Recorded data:
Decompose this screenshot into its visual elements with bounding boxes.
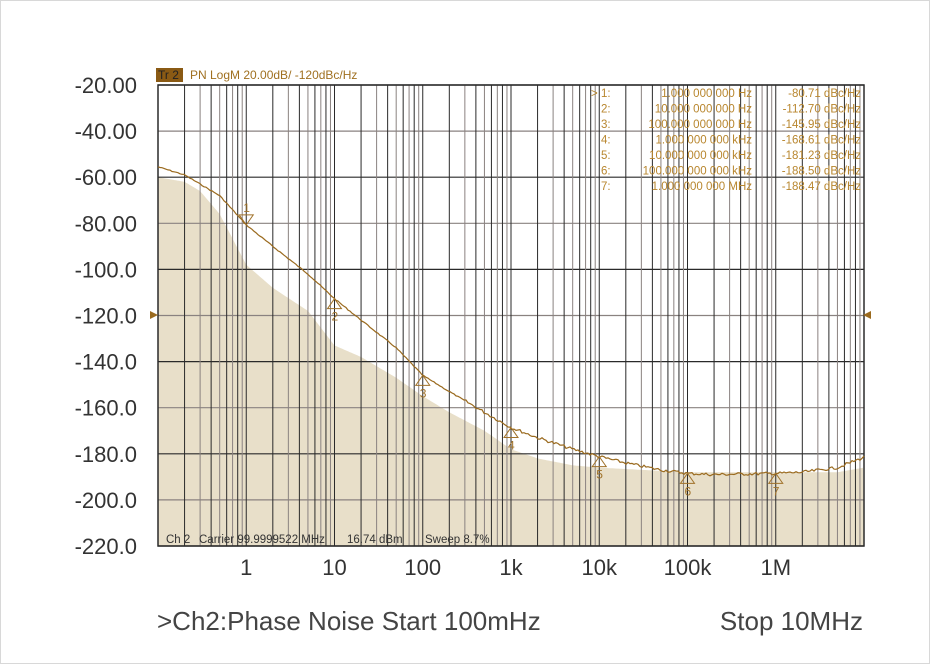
trace-info: PN LogM 20.00dB/ -120dBc/Hz: [190, 68, 357, 82]
y-tick-label: -200.0: [75, 488, 137, 513]
status-power: 16.74 dBm: [347, 534, 403, 546]
x-tick-label: 10k: [582, 555, 618, 580]
marker-4-triangle[interactable]: [503, 426, 519, 439]
marker-table-value: -188.47 dBc/Hz: [782, 181, 862, 193]
marker-2-label: 2: [332, 310, 339, 324]
marker-1-triangle[interactable]: [238, 214, 255, 226]
marker-table-frequency: 10.000 000 000 Hz: [655, 104, 752, 116]
marker-6-label: 6: [685, 484, 692, 498]
y-tick-label: -60.00: [75, 165, 137, 190]
marker-table-label[interactable]: 1:: [601, 88, 611, 100]
x-tick-label: 1: [240, 555, 252, 580]
marker-table-frequency: 100.000 000 000 kHz: [643, 166, 753, 178]
phase-noise-chart: 1 2 3 4 5 6 7 -20.00 -40.00 -60.00 -80.00 -100.0 -1…: [75, 68, 871, 580]
active-marker-indicator: >: [591, 88, 598, 100]
marker-table-frequency: 100.000 000 000 Hz: [648, 119, 752, 131]
footer-sweep-start: >Ch2:Phase Noise Start 100mHz: [157, 606, 541, 636]
y-tick-label: -220.0: [75, 534, 137, 559]
status-sweep: Sweep 8.7%: [425, 534, 490, 546]
marker-7-triangle[interactable]: [767, 472, 784, 484]
marker-table-label[interactable]: 7:: [601, 181, 611, 193]
marker-1-label: 1: [243, 201, 250, 215]
y-tick-label: -100.0: [75, 257, 137, 282]
marker-4-label: 4: [508, 439, 515, 453]
marker-6-triangle[interactable]: [679, 472, 696, 484]
marker-table-label[interactable]: 5:: [601, 150, 611, 162]
footer-sweep-stop: Stop 10MHz: [719, 606, 863, 636]
status-channel: Ch 2: [166, 534, 190, 546]
marker-3-triangle[interactable]: [414, 374, 431, 386]
y-tick-label: -140.0: [75, 350, 137, 375]
trace-badge-bg: [156, 68, 183, 82]
x-tick-label: 1M: [760, 555, 791, 580]
reference-arrow-left[interactable]: [150, 311, 158, 319]
marker-table-value: -168.61 dBc/Hz: [782, 135, 862, 147]
x-tick-label: 1k: [499, 555, 523, 580]
y-tick-label: -40.00: [75, 119, 137, 144]
reference-arrow-right[interactable]: [863, 311, 871, 319]
x-tick-label: 10: [322, 555, 346, 580]
marker-table-value: -145.95 dBc/Hz: [782, 119, 862, 131]
marker-3-label: 3: [420, 386, 427, 400]
marker-7-label: 7: [773, 484, 780, 498]
marker-5-triangle[interactable]: [591, 455, 608, 468]
y-tick-label: -80.00: [75, 211, 137, 236]
x-tick-label: 100: [404, 555, 441, 580]
marker-table-frequency: 1.000 000 000 MHz: [652, 181, 753, 193]
y-tick-label: -20.00: [75, 73, 137, 98]
y-tick-label: -120.0: [75, 304, 137, 329]
marker-table-frequency: 1.000 000 000 kHz: [655, 135, 752, 147]
marker-5-label: 5: [596, 468, 603, 482]
marker-table-frequency: 10.000 000 000 kHz: [649, 150, 752, 162]
y-tick-label: -160.0: [75, 396, 137, 421]
trace-badge[interactable]: Tr 2: [158, 68, 179, 82]
marker-table-value: -80.71 dBc/Hz: [788, 88, 861, 100]
status-carrier: Carrier 99.9999522 MHz: [199, 534, 325, 546]
marker-table-frequency: 1.000 000 000 Hz: [661, 88, 752, 100]
marker-table-value: -181.23 dBc/Hz: [782, 150, 862, 162]
marker-table-value: -188.50 dBc/Hz: [782, 166, 862, 178]
marker-table-label[interactable]: 2:: [601, 104, 611, 116]
marker-table-label[interactable]: 4:: [601, 135, 611, 147]
x-tick-label: 100k: [664, 555, 713, 580]
marker-table-label[interactable]: 3:: [601, 119, 611, 131]
marker-table-value: -112.70 dBc/Hz: [783, 104, 862, 116]
marker-2-triangle[interactable]: [326, 297, 343, 310]
y-tick-label: -180.0: [75, 442, 137, 467]
marker-table-label[interactable]: 6:: [601, 166, 611, 178]
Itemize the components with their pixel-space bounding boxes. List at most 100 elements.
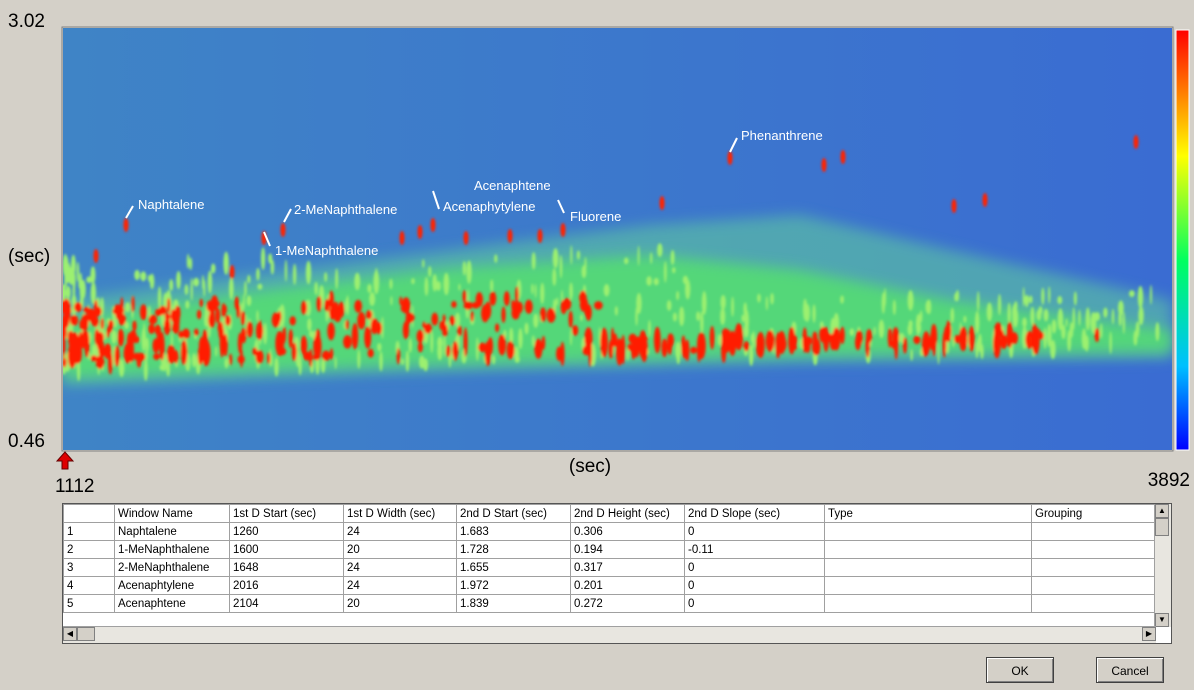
table-cell: 1.655 <box>457 559 571 577</box>
peak-spot <box>406 311 410 329</box>
x-end-label: 3892 <box>1148 470 1190 491</box>
peak-spot <box>538 229 543 243</box>
peak-spot <box>1118 310 1122 326</box>
peak-spot <box>916 314 921 335</box>
peak-spot <box>819 327 827 343</box>
peak-spot <box>199 337 206 355</box>
peak-spot <box>729 331 736 356</box>
annotation: Acenaphtene <box>474 178 551 193</box>
peak-spot <box>1123 312 1125 334</box>
peak-spot <box>182 329 190 339</box>
peak-spot <box>343 335 352 348</box>
peak-spot <box>243 294 245 310</box>
peak-spot <box>134 270 140 280</box>
peak-spot <box>292 343 297 362</box>
peak-spot <box>1030 307 1034 326</box>
peak-spot <box>106 327 109 338</box>
peak-spot <box>90 266 95 283</box>
peak-spot <box>696 311 700 321</box>
scroll-down[interactable]: ▼ <box>1155 613 1169 627</box>
peak-spot <box>681 335 685 356</box>
peak-spot <box>79 319 86 330</box>
peak-spot <box>401 358 404 365</box>
peak-spot <box>1044 309 1049 322</box>
horizontal-scrollbar[interactable]: ◀ ▶ <box>63 626 1156 643</box>
ok-button[interactable]: OK <box>986 657 1054 683</box>
peak-spot <box>108 352 113 375</box>
peak-spot <box>443 273 449 295</box>
peak-spot <box>437 342 442 360</box>
peak-spot <box>775 332 780 358</box>
peak-spot <box>952 199 957 213</box>
scroll-thumb[interactable] <box>77 627 95 641</box>
column-header: Window Name <box>115 505 230 523</box>
peak-spot <box>142 328 147 352</box>
peak-spot <box>1138 286 1143 309</box>
peak-spot <box>274 357 278 376</box>
peak-spot <box>856 330 863 346</box>
peak-spot <box>176 271 181 289</box>
peak-spot <box>676 291 679 300</box>
peak-spot <box>137 353 146 362</box>
peak-spot <box>654 327 661 354</box>
peak-spot <box>444 333 446 357</box>
peak-spot <box>187 254 190 269</box>
peak-spot <box>132 321 136 332</box>
table-cell: 2104 <box>230 595 344 613</box>
y-unit-label: (sec) <box>8 246 50 267</box>
table-cell: Acenaphtene <box>115 595 230 613</box>
peak-spot <box>552 268 556 286</box>
peak-spot <box>1039 306 1043 315</box>
table-cell: 24 <box>344 577 457 595</box>
peak-spot <box>1103 308 1107 318</box>
cancel-button[interactable]: Cancel <box>1096 657 1164 683</box>
peak-spot <box>646 276 652 286</box>
table-cell <box>825 595 1032 613</box>
peak-spot <box>615 306 618 315</box>
peak-spot <box>149 315 158 325</box>
peak-spot <box>969 326 975 352</box>
peak-spot <box>766 296 768 310</box>
vertical-scrollbar[interactable]: ▲ ▼ <box>1154 504 1171 627</box>
peak-spot <box>720 295 725 310</box>
table-cell <box>1032 523 1157 541</box>
peak-spot <box>140 304 147 320</box>
peak-spot <box>866 329 872 343</box>
start-marker-icon[interactable] <box>57 452 73 469</box>
table-cell: 20 <box>344 595 457 613</box>
peak-spot <box>125 302 130 313</box>
peak-spot <box>208 270 212 293</box>
scroll-thumb[interactable] <box>1155 518 1169 536</box>
table-cell <box>825 559 1032 577</box>
peak-spot <box>74 302 82 312</box>
scroll-right[interactable]: ▶ <box>1142 627 1156 641</box>
column-header: 1st D Start (sec) <box>230 505 344 523</box>
scroll-left[interactable]: ◀ <box>63 627 77 641</box>
table-cell: 1.683 <box>457 523 571 541</box>
row-index: 4 <box>64 577 115 595</box>
peak-spot <box>910 349 913 361</box>
table-cell: 2-MeNaphthalene <box>115 559 230 577</box>
peak-spot <box>553 248 559 268</box>
peak-spot <box>70 315 78 326</box>
column-header: 1st D Width (sec) <box>344 505 457 523</box>
peak-spot <box>317 296 322 312</box>
peak-spot <box>975 342 978 358</box>
peak-spot <box>175 312 180 327</box>
table-cell: 0.272 <box>571 595 685 613</box>
row-index: 5 <box>64 595 115 613</box>
peak-spot <box>1150 285 1152 305</box>
peak-spot <box>224 358 228 369</box>
peak-spot <box>998 294 1001 315</box>
scroll-up[interactable]: ▲ <box>1155 504 1169 518</box>
annotation: 2-MeNaphthalene <box>294 202 397 217</box>
peak-spot <box>822 158 827 172</box>
peak-spot <box>211 264 216 274</box>
peak-spot <box>1032 323 1037 352</box>
peak-spot <box>194 329 199 336</box>
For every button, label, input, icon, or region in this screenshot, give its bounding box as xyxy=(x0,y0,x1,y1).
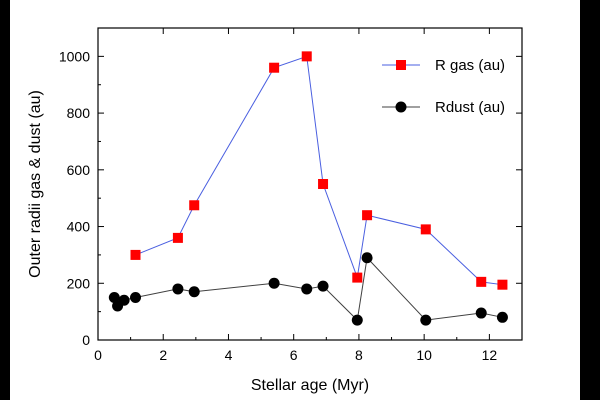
y-tick-label: 600 xyxy=(67,162,91,178)
gas-point xyxy=(189,200,200,211)
legend: R gas (au) Rdust (au) xyxy=(382,57,505,116)
dust-point xyxy=(130,291,142,303)
series-dust xyxy=(108,252,508,326)
legend-label: Rdust (au) xyxy=(435,99,505,116)
dust-point xyxy=(172,283,184,295)
dust-point xyxy=(475,307,487,319)
x-tick-label: 0 xyxy=(94,347,102,363)
dust-point xyxy=(317,280,329,292)
gas-point xyxy=(130,249,141,260)
gas-point xyxy=(476,276,487,287)
legend-label: R gas (au) xyxy=(435,57,505,74)
gas-point xyxy=(269,62,280,73)
x-tick-label: 8 xyxy=(355,347,363,363)
y-axis-title: Outer radii gas & dust (au) xyxy=(27,90,44,278)
gas-point xyxy=(172,232,183,243)
x-tick-label: 10 xyxy=(416,347,432,363)
dust-point xyxy=(351,314,363,326)
chart-panel xyxy=(10,0,580,400)
gas-point xyxy=(352,272,363,283)
series-layer xyxy=(108,51,508,326)
gas-point xyxy=(362,210,373,221)
gas-line xyxy=(135,55,503,286)
legend-item-dust: Rdust (au) xyxy=(382,99,505,116)
plot-frame xyxy=(97,27,523,341)
gas-point xyxy=(420,224,431,235)
series-gas xyxy=(130,51,508,290)
y-tick-label: 800 xyxy=(67,105,91,121)
gas-point xyxy=(301,51,312,62)
y-tick-label: 200 xyxy=(67,275,91,291)
legend-marker-circle xyxy=(395,101,407,113)
dust-point xyxy=(118,294,130,306)
tick-layer: 0 2 4 6 8 10 12 0 200 400 600 800 1000 xyxy=(59,28,522,363)
y-tick-label: 1000 xyxy=(59,48,90,64)
dust-point xyxy=(108,291,120,303)
x-tick-label: 2 xyxy=(159,347,167,363)
legend-item-gas: R gas (au) xyxy=(382,57,505,74)
y-tick-label: 0 xyxy=(82,332,90,348)
y-tick-label: 400 xyxy=(67,219,91,235)
plot-frame-layer xyxy=(97,27,523,341)
gas-point xyxy=(318,179,329,189)
dust-point xyxy=(361,252,373,264)
dust-point xyxy=(496,311,508,323)
dust-point xyxy=(420,314,432,326)
dust-point xyxy=(301,283,313,295)
dust-point xyxy=(268,277,280,289)
dust-point xyxy=(188,286,200,298)
x-axis-title: Stellar age (Myr) xyxy=(251,377,369,394)
x-tick-label: 4 xyxy=(225,347,233,363)
x-tick-label: 6 xyxy=(290,347,298,363)
gas-point xyxy=(497,279,508,290)
x-tick-label: 12 xyxy=(482,347,498,363)
legend-marker-square xyxy=(396,60,406,70)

■ WRITTEN INSTRUCTION:
Return the lines of the data unchanged, starting at the line that contains "y-tick-label: 600 xyxy=(67,162,91,178)" and stopping after the line that contains "dust-point xyxy=(188,286,200,298)". Include both of those lines.

■ SOLUTION:
y-tick-label: 600 xyxy=(67,162,91,178)
gas-point xyxy=(189,200,200,211)
legend: R gas (au) Rdust (au) xyxy=(382,57,505,116)
dust-point xyxy=(130,291,142,303)
series-dust xyxy=(108,252,508,326)
legend-label: Rdust (au) xyxy=(435,99,505,116)
dust-point xyxy=(172,283,184,295)
dust-point xyxy=(475,307,487,319)
x-tick-label: 0 xyxy=(94,347,102,363)
dust-point xyxy=(317,280,329,292)
gas-point xyxy=(130,249,141,260)
gas-point xyxy=(476,276,487,287)
legend-label: R gas (au) xyxy=(435,57,505,74)
gas-point xyxy=(269,62,280,73)
x-tick-label: 8 xyxy=(355,347,363,363)
y-axis-title: Outer radii gas & dust (au) xyxy=(27,90,44,278)
gas-point xyxy=(172,232,183,243)
x-tick-label: 10 xyxy=(416,347,432,363)
dust-point xyxy=(351,314,363,326)
chart-panel xyxy=(10,0,580,400)
gas-point xyxy=(352,272,363,283)
series-layer xyxy=(108,51,508,326)
gas-point xyxy=(362,210,373,221)
gas-line xyxy=(135,55,503,286)
legend-item-dust: Rdust (au) xyxy=(382,99,505,116)
plot-frame xyxy=(97,27,523,341)
gas-point xyxy=(420,224,431,235)
series-gas xyxy=(130,51,508,290)
y-tick-label: 800 xyxy=(67,105,91,121)
gas-point xyxy=(301,51,312,62)
y-tick-label: 200 xyxy=(67,275,91,291)
legend-marker-circle xyxy=(395,101,407,113)
dust-point xyxy=(118,294,130,306)
tick-layer: 0 2 4 6 8 10 12 0 200 400 600 800 1000 xyxy=(59,28,522,363)
y-tick-label: 1000 xyxy=(59,48,90,64)
dust-point xyxy=(108,291,120,303)
x-tick-label: 2 xyxy=(159,347,167,363)
legend-item-gas: R gas (au) xyxy=(382,57,505,74)
y-tick-label: 0 xyxy=(82,332,90,348)
y-tick-label: 400 xyxy=(67,219,91,235)
plot-frame-layer xyxy=(97,27,523,341)
gas-point xyxy=(318,179,329,189)
dust-point xyxy=(361,252,373,264)
dust-point xyxy=(496,311,508,323)
dust-point xyxy=(420,314,432,326)
dust-point xyxy=(301,283,313,295)
dust-point xyxy=(268,277,280,289)
dust-point xyxy=(188,286,200,298)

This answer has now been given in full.